### Work to do
Skip the pictures. Copy all the rest of the records down exactly.

### Task material

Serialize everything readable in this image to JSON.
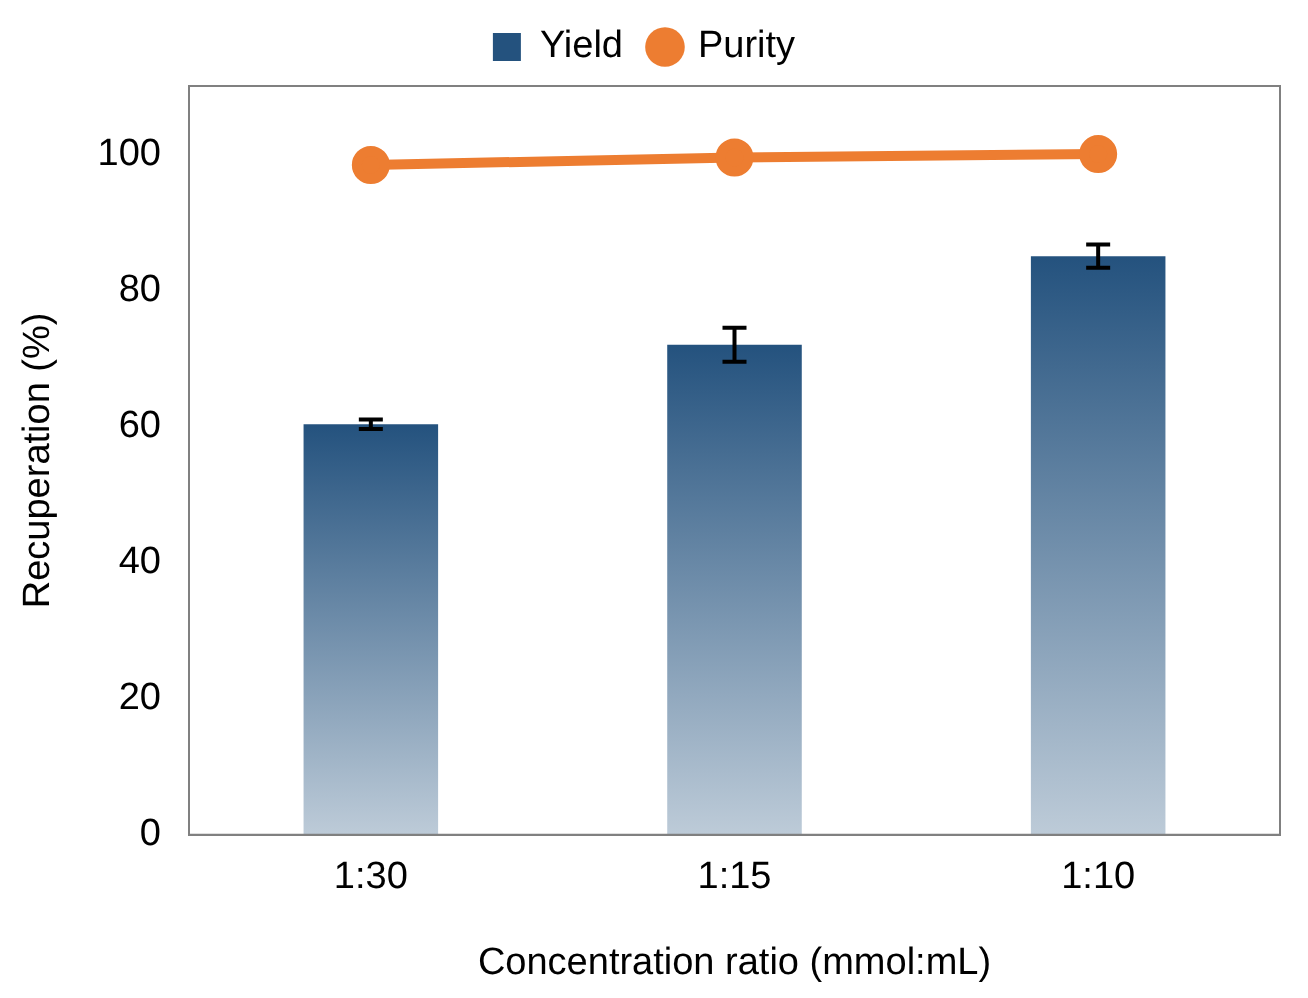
{
  "chart_data": {
    "type": "bar",
    "xlabel": "Concentration ratio (mmol:mL)",
    "ylabel": "Recuperation (%)",
    "categories": [
      "1:30",
      "1:15",
      "1:10"
    ],
    "series": [
      {
        "name": "Yield",
        "color": "#24527e",
        "values": [
          60.3,
          72,
          85
        ],
        "errors": [
          0.7,
          2.5,
          1.7
        ]
      },
      {
        "name": "Purity",
        "type": "line",
        "color": "#ed7d31",
        "values": [
          98.4,
          99.5,
          100
        ],
        "marker": "circle"
      }
    ],
    "ylim": [
      0,
      110
    ],
    "yticks": [
      0,
      20,
      40,
      60,
      80,
      100
    ],
    "grid": false,
    "legend": "top"
  }
}
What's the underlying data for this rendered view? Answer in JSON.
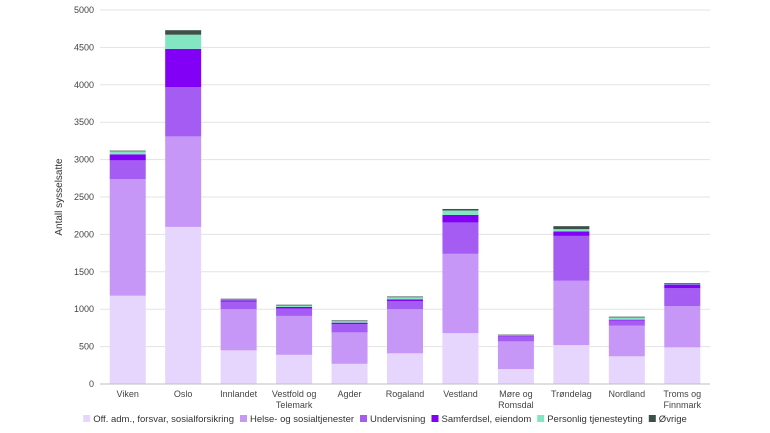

### Result below
Serialize everything readable in this image to JSON.
{
  "chart_data": {
    "type": "bar",
    "xlabel": "Concentration ratio (mmol:mL)",
    "ylabel": "Recuperation (%)",
    "categories": [
      "1:30",
      "1:15",
      "1:10"
    ],
    "series": [
      {
        "name": "Yield",
        "color": "#24527e",
        "values": [
          60.3,
          72,
          85
        ],
        "errors": [
          0.7,
          2.5,
          1.7
        ]
      },
      {
        "name": "Purity",
        "type": "line",
        "color": "#ed7d31",
        "values": [
          98.4,
          99.5,
          100
        ],
        "marker": "circle"
      }
    ],
    "ylim": [
      0,
      110
    ],
    "yticks": [
      0,
      20,
      40,
      60,
      80,
      100
    ],
    "grid": false,
    "legend": "top"
  }
}
What's the underlying data for this rendered view? Answer in JSON.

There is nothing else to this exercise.